──────── TASK INPUT ────────

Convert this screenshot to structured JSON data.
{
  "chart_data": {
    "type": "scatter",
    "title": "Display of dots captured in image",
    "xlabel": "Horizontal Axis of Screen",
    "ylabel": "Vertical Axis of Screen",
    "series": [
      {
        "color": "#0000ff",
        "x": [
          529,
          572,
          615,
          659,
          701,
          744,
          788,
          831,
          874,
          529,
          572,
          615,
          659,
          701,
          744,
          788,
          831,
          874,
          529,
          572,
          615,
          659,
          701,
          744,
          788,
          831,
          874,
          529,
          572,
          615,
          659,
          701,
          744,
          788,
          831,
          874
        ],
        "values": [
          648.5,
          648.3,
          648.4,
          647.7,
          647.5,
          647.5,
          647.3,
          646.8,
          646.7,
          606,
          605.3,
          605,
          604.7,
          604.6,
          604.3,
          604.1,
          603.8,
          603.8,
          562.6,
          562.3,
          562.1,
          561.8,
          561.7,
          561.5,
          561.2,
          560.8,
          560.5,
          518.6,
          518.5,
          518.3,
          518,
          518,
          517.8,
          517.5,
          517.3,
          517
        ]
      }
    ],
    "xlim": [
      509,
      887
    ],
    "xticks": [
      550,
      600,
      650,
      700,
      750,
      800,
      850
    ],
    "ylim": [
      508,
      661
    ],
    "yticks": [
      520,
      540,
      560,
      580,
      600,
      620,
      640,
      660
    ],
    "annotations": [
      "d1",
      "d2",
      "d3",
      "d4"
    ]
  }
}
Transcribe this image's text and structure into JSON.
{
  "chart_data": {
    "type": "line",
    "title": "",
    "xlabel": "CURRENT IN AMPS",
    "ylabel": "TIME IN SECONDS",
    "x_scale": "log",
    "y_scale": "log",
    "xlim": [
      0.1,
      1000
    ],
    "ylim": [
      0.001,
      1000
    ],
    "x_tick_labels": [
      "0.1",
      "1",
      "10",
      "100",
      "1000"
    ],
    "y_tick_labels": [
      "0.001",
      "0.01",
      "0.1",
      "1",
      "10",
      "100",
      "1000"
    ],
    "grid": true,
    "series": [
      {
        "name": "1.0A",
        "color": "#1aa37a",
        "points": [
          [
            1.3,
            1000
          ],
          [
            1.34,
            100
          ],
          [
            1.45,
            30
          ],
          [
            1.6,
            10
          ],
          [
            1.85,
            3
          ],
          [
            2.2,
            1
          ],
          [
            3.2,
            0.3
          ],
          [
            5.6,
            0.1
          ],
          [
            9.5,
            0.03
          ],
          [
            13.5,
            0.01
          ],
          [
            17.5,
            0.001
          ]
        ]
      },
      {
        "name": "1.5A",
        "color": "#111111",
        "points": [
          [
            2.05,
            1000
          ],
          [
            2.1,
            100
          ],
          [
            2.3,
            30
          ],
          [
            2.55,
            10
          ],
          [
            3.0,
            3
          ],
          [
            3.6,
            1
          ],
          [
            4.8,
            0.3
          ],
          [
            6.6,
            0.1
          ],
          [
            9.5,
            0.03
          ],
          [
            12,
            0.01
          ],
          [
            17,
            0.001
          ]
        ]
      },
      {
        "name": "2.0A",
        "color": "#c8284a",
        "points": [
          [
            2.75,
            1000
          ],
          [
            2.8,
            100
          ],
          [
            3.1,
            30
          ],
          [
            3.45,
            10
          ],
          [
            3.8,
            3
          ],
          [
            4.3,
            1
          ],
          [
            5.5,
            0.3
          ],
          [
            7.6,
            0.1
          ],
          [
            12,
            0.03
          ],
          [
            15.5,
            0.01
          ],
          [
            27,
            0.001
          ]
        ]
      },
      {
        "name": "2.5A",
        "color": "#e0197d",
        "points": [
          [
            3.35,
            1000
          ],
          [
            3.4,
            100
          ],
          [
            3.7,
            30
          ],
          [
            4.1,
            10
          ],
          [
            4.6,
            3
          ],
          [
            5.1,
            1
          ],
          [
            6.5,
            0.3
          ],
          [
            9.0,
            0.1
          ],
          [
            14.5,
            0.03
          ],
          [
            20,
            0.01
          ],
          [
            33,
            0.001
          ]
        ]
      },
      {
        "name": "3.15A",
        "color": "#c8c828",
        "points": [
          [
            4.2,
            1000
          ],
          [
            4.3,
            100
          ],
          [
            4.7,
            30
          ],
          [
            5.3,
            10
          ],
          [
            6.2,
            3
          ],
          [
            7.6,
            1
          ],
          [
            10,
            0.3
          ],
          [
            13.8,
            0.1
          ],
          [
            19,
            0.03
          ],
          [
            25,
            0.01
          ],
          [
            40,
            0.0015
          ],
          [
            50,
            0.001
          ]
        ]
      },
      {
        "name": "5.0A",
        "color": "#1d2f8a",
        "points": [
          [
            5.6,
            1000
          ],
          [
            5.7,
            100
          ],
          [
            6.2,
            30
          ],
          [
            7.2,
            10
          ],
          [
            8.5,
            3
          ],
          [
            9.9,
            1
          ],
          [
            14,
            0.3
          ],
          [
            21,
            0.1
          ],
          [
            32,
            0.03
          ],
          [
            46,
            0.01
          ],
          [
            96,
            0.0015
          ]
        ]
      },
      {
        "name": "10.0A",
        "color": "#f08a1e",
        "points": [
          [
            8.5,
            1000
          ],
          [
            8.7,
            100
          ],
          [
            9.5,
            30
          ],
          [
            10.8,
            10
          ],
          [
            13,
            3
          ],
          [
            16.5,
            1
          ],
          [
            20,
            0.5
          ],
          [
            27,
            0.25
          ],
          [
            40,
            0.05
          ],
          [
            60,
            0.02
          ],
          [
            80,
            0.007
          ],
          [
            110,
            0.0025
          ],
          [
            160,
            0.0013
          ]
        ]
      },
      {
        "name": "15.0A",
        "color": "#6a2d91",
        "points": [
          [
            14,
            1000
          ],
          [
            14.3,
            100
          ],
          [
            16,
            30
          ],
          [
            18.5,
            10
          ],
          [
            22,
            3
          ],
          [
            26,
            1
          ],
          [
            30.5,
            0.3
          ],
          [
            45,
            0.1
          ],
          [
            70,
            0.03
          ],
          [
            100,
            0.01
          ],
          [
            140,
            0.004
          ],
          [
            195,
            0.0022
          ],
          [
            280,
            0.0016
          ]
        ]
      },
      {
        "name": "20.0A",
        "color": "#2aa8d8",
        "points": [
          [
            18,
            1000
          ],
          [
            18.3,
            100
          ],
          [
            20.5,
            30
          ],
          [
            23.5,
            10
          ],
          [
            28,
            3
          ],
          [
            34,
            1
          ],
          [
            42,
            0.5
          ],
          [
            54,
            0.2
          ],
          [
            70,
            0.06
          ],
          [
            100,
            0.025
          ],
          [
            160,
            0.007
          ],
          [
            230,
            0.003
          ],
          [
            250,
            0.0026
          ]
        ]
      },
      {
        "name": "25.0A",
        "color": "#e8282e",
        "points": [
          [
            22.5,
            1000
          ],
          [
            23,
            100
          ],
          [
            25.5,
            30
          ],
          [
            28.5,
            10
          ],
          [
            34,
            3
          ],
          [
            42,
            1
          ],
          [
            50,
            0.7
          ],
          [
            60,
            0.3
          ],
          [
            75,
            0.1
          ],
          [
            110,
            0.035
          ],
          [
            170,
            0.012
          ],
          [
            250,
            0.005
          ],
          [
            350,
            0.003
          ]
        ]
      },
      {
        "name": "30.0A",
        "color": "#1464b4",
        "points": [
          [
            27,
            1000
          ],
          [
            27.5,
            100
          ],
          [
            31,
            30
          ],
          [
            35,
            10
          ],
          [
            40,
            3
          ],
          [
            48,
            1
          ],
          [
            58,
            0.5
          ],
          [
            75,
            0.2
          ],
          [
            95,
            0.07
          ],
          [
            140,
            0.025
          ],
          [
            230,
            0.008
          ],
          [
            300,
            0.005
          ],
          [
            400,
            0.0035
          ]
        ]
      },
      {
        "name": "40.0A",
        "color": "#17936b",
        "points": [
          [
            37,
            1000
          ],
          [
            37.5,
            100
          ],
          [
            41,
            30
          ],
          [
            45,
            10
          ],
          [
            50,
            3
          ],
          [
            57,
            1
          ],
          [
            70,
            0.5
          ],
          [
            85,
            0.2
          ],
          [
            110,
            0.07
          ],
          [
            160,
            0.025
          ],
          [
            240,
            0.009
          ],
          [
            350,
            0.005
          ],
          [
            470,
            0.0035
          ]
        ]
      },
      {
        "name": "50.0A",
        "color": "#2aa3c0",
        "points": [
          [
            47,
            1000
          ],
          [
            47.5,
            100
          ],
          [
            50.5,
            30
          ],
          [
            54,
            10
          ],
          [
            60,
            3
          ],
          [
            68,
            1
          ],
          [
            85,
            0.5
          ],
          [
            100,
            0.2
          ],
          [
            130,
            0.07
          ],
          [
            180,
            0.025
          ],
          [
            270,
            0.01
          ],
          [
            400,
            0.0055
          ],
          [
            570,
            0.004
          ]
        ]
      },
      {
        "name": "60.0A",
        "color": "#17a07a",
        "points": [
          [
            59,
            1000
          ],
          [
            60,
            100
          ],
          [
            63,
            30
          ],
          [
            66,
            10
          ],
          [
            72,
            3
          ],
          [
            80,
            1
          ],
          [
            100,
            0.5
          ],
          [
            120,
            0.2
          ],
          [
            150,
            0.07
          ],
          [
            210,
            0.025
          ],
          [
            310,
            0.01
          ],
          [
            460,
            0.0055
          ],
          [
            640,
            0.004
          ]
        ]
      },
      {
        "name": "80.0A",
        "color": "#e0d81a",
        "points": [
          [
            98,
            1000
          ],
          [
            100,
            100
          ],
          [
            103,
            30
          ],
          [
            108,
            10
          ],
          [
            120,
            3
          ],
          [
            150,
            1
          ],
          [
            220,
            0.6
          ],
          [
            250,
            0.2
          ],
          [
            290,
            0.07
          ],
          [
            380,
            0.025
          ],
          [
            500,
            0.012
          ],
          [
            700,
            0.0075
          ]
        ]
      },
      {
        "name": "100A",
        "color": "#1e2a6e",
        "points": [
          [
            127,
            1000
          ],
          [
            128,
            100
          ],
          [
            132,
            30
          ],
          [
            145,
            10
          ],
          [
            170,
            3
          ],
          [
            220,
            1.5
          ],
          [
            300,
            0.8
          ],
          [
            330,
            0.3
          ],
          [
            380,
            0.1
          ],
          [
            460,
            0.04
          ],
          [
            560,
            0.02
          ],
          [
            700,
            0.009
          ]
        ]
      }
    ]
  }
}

────────

## WORK INSTRUCTIONS
In the entries above, identify each line that includes the string "image", then copy it.

## WRITTEN ANSWER
    "title": "Display of dots captured in image",
Transcribe this image's text and structure into JSON.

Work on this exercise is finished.